WHAT THE TASK REQUIRES: In the entries below, count each line holding the word "туриста". Answer with the total alone.

--- BEGIN RAW RECORDS ---

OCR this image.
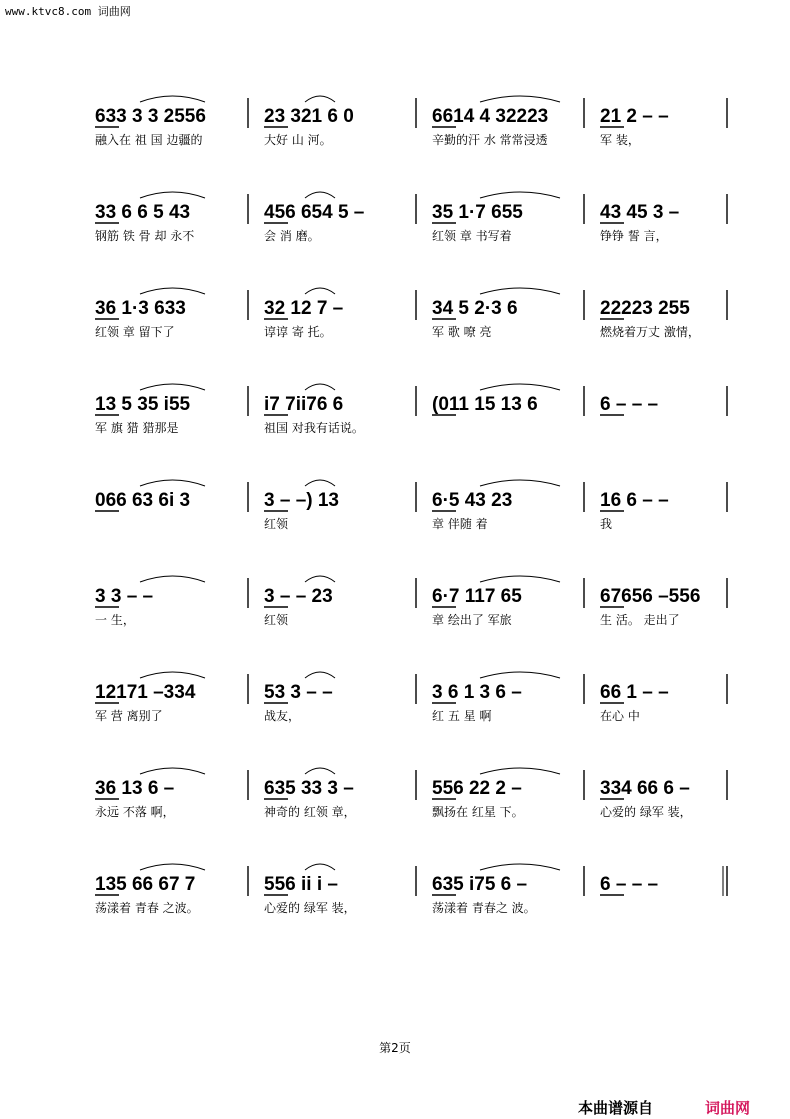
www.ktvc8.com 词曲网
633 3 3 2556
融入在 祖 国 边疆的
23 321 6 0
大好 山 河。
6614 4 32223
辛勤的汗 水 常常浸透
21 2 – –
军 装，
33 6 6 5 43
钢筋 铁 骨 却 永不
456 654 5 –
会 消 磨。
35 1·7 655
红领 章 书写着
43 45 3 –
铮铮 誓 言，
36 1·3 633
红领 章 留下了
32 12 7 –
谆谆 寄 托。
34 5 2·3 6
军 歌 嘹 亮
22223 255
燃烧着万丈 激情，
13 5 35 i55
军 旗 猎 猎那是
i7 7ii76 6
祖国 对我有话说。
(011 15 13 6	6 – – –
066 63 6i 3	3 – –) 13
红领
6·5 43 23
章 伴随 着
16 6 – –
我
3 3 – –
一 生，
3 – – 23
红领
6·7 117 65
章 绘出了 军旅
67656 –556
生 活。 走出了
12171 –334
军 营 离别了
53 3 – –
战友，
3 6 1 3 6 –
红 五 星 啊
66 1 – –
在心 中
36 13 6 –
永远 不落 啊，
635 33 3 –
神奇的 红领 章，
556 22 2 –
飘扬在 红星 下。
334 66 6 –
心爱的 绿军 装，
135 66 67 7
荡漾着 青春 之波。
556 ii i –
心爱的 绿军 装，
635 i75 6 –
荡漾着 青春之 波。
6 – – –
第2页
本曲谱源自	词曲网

--- END RAW RECORDS ---
--- BEGIN RAW RECORDS ---

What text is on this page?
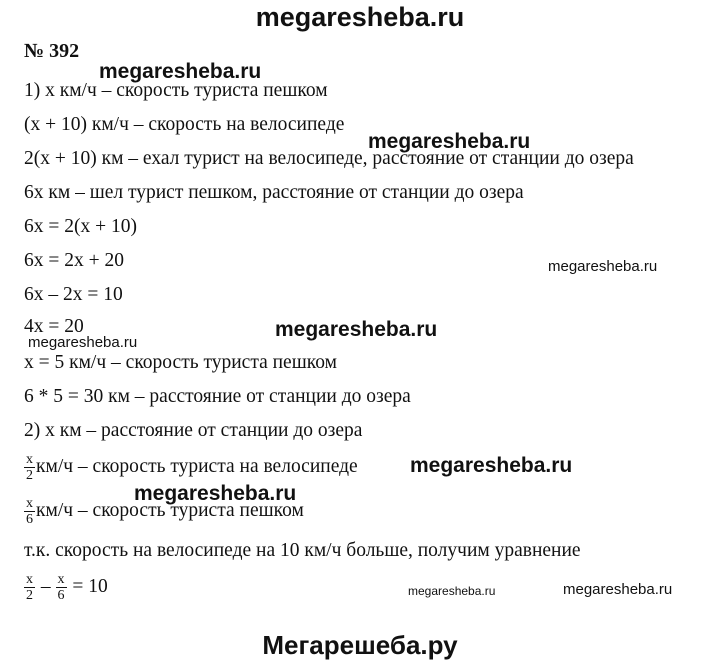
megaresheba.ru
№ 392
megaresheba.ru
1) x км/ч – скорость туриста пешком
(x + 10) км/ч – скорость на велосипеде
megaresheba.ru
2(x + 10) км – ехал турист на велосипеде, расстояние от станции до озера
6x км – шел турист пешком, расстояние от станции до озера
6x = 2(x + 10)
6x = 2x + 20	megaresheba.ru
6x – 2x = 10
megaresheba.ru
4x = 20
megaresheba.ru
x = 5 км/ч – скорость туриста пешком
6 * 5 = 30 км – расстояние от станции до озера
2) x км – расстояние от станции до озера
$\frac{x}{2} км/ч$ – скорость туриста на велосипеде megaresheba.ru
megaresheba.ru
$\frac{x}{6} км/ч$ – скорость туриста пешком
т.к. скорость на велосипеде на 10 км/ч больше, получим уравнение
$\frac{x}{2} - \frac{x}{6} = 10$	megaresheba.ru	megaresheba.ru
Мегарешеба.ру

--- END RAW RECORDS ---

FINAL ANSWER: 4